Entries taken from a collection:

(begin)

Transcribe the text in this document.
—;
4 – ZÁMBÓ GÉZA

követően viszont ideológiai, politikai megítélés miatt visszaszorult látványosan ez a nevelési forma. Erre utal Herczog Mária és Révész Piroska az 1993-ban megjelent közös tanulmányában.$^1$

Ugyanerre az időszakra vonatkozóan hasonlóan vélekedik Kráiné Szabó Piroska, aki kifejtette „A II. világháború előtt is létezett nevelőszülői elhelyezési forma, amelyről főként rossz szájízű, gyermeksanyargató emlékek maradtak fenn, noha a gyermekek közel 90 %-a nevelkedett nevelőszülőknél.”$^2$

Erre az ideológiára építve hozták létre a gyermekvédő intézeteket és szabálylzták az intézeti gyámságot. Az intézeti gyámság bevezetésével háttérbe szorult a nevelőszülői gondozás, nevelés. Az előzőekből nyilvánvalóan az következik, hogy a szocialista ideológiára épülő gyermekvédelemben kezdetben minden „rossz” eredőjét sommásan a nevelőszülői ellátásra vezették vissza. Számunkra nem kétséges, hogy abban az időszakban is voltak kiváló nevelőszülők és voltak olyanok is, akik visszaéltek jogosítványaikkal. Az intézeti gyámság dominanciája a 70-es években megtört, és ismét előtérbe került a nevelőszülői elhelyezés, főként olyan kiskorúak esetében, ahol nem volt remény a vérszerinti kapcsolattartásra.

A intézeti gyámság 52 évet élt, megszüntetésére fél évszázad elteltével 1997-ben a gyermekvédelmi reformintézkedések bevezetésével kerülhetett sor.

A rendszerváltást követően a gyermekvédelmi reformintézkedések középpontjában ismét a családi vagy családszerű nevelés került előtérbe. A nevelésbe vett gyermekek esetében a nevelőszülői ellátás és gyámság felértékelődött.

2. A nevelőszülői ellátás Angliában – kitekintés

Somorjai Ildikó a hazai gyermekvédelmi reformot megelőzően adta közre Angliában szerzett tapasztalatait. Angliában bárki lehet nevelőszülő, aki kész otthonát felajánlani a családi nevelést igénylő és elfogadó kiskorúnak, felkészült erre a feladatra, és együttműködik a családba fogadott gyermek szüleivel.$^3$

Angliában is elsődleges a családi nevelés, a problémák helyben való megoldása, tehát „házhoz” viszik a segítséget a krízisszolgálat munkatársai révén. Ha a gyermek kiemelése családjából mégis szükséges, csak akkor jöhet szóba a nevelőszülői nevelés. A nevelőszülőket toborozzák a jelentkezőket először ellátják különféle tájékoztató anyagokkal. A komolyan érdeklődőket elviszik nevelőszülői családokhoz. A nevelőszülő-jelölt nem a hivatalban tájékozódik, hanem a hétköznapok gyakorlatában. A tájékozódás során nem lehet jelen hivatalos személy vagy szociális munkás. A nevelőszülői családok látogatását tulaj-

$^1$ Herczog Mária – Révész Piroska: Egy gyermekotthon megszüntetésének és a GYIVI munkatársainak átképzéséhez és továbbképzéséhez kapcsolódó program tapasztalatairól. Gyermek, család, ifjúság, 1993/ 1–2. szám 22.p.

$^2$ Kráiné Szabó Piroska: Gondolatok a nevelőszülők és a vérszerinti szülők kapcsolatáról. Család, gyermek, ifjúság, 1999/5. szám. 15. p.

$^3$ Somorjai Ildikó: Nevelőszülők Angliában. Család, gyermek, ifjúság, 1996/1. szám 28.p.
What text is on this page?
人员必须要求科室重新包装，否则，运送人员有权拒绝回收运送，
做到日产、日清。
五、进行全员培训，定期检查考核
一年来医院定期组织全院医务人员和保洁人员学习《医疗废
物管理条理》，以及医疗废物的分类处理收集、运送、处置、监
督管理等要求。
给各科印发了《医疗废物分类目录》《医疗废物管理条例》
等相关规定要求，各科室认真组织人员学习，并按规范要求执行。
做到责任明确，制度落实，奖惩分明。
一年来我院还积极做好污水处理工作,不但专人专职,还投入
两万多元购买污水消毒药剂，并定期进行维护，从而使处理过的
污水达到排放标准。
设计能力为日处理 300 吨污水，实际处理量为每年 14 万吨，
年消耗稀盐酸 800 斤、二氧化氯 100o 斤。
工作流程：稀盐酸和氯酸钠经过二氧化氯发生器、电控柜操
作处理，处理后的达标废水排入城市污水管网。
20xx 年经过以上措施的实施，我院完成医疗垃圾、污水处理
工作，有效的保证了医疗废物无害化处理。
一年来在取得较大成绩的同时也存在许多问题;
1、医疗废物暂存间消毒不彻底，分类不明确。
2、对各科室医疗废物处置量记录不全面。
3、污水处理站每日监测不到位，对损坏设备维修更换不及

(end)

Restate each of the entries above verbatim.

# WRITTEN REPLY
Transcribe the text in this document.
—;
4 – ZÁMBÓ GÉZA

követően viszont ideológiai, politikai megítélés miatt visszaszorult látványosan ez a nevelési forma. Erre utal Herczog Mária és Révész Piroska az 1993-ban megjelent közös tanulmányában.$^1$

Ugyanerre az időszakra vonatkozóan hasonlóan vélekedik Kráiné Szabó Piroska, aki kifejtette „A II. világháború előtt is létezett nevelőszülői elhelyezési forma, amelyről főként rossz szájízű, gyermeksanyargató emlékek maradtak fenn, noha a gyermekek közel 90 %-a nevelkedett nevelőszülőknél.”$^2$

Erre az ideológiára építve hozták létre a gyermekvédő intézeteket és szabálylzták az intézeti gyámságot. Az intézeti gyámság bevezetésével háttérbe szorult a nevelőszülői gondozás, nevelés. Az előzőekből nyilvánvalóan az következik, hogy a szocialista ideológiára épülő gyermekvédelemben kezdetben minden „rossz” eredőjét sommásan a nevelőszülői ellátásra vezették vissza. Számunkra nem kétséges, hogy abban az időszakban is voltak kiváló nevelőszülők és voltak olyanok is, akik visszaéltek jogosítványaikkal. Az intézeti gyámság dominanciája a 70-es években megtört, és ismét előtérbe került a nevelőszülői elhelyezés, főként olyan kiskorúak esetében, ahol nem volt remény a vérszerinti kapcsolattartásra.

A intézeti gyámság 52 évet élt, megszüntetésére fél évszázad elteltével 1997-ben a gyermekvédelmi reformintézkedések bevezetésével kerülhetett sor.

A rendszerváltást követően a gyermekvédelmi reformintézkedések középpontjában ismét a családi vagy családszerű nevelés került előtérbe. A nevelésbe vett gyermekek esetében a nevelőszülői ellátás és gyámság felértékelődött.

2. A nevelőszülői ellátás Angliában – kitekintés

Somorjai Ildikó a hazai gyermekvédelmi reformot megelőzően adta közre Angliában szerzett tapasztalatait. Angliában bárki lehet nevelőszülő, aki kész otthonát felajánlani a családi nevelést igénylő és elfogadó kiskorúnak, felkészült erre a feladatra, és együttműködik a családba fogadott gyermek szüleivel.$^3$

Angliában is elsődleges a családi nevelés, a problémák helyben való megoldása, tehát „házhoz” viszik a segítséget a krízisszolgálat munkatársai révén. Ha a gyermek kiemelése családjából mégis szükséges, csak akkor jöhet szóba a nevelőszülői nevelés. A nevelőszülőket toborozzák a jelentkezőket először ellátják különféle tájékoztató anyagokkal. A komolyan érdeklődőket elviszik nevelőszülői családokhoz. A nevelőszülő-jelölt nem a hivatalban tájékozódik, hanem a hétköznapok gyakorlatában. A tájékozódás során nem lehet jelen hivatalos személy vagy szociális munkás. A nevelőszülői családok látogatását tulaj-

$^1$ Herczog Mária – Révész Piroska: Egy gyermekotthon megszüntetésének és a GYIVI munkatársainak átképzéséhez és továbbképzéséhez kapcsolódó program tapasztalatairól. Gyermek, család, ifjúság, 1993/ 1–2. szám 22.p.

$^2$ Kráiné Szabó Piroska: Gondolatok a nevelőszülők és a vérszerinti szülők kapcsolatáról. Család, gyermek, ifjúság, 1999/5. szám. 15. p.

$^3$ Somorjai Ildikó: Nevelőszülők Angliában. Család, gyermek, ifjúság, 1996/1. szám 28.p.
What text is on this page?
人员必须要求科室重新包装，否则，运送人员有权拒绝回收运送，
做到日产、日清。
五、进行全员培训，定期检查考核
一年来医院定期组织全院医务人员和保洁人员学习《医疗废
物管理条理》，以及医疗废物的分类处理收集、运送、处置、监
督管理等要求。
给各科印发了《医疗废物分类目录》《医疗废物管理条例》
等相关规定要求，各科室认真组织人员学习，并按规范要求执行。
做到责任明确，制度落实，奖惩分明。
一年来我院还积极做好污水处理工作,不但专人专职,还投入
两万多元购买污水消毒药剂，并定期进行维护，从而使处理过的
污水达到排放标准。
设计能力为日处理 300 吨污水，实际处理量为每年 14 万吨，
年消耗稀盐酸 800 斤、二氧化氯 100o 斤。
工作流程：稀盐酸和氯酸钠经过二氧化氯发生器、电控柜操
作处理，处理后的达标废水排入城市污水管网。
20xx 年经过以上措施的实施，我院完成医疗垃圾、污水处理
工作，有效的保证了医疗废物无害化处理。
一年来在取得较大成绩的同时也存在许多问题;
1、医疗废物暂存间消毒不彻底，分类不明确。
2、对各科室医疗废物处置量记录不全面。
3、污水处理站每日监测不到位，对损坏设备维修更换不及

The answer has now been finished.